● Records supplied:
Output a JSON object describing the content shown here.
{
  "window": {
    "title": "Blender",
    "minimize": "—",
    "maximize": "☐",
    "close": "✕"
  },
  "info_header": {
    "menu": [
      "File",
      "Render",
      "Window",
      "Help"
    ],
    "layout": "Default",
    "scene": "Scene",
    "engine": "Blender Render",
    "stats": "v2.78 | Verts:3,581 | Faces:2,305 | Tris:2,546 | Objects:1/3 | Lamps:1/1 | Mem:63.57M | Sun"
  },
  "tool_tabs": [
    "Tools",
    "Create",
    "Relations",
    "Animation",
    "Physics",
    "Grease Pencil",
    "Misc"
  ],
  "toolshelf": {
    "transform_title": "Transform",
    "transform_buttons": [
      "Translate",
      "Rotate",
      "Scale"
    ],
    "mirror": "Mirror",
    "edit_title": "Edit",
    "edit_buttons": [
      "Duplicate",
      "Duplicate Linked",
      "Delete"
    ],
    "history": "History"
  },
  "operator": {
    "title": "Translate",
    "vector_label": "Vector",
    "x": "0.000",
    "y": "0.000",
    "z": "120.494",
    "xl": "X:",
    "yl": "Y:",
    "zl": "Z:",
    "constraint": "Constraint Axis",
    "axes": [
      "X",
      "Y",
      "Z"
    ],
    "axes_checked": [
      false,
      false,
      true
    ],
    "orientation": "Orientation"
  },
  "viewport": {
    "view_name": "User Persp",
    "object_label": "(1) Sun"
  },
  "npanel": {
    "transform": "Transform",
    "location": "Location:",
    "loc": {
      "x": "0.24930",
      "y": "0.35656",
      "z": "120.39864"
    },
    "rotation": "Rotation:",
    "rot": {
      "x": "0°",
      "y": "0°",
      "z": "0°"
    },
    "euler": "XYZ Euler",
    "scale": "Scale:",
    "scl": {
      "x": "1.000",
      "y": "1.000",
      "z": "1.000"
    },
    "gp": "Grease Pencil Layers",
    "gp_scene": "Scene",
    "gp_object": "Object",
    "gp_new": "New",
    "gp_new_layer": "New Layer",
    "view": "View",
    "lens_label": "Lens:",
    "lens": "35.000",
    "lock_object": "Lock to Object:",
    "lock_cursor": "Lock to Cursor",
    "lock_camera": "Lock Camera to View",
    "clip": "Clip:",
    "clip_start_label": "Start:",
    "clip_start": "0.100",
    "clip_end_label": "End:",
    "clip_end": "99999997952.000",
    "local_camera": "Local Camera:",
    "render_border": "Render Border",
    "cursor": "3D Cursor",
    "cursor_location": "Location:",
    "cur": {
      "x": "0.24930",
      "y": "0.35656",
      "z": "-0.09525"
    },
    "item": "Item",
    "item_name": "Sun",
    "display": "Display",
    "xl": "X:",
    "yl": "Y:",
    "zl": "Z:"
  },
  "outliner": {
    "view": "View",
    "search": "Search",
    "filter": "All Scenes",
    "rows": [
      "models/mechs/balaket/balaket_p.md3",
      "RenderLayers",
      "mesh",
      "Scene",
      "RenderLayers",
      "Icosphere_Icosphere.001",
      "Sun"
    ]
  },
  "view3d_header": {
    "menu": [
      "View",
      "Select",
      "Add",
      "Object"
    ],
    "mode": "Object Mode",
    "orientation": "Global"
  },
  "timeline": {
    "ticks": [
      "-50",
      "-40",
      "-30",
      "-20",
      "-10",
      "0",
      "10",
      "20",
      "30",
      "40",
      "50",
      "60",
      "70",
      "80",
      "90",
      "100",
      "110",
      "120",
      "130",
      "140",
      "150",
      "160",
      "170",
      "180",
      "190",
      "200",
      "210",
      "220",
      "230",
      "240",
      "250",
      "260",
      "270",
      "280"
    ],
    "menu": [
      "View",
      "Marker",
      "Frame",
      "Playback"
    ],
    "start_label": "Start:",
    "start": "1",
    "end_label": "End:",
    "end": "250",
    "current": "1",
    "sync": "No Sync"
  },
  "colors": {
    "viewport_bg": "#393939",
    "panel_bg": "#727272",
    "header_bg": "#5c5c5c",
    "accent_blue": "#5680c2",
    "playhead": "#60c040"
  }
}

● Goal: Only lines with the word "Pencil" should be collected from the material.

● Problem solution:
    "Grease Pencil",
    "gp": "Grease Pencil Layers",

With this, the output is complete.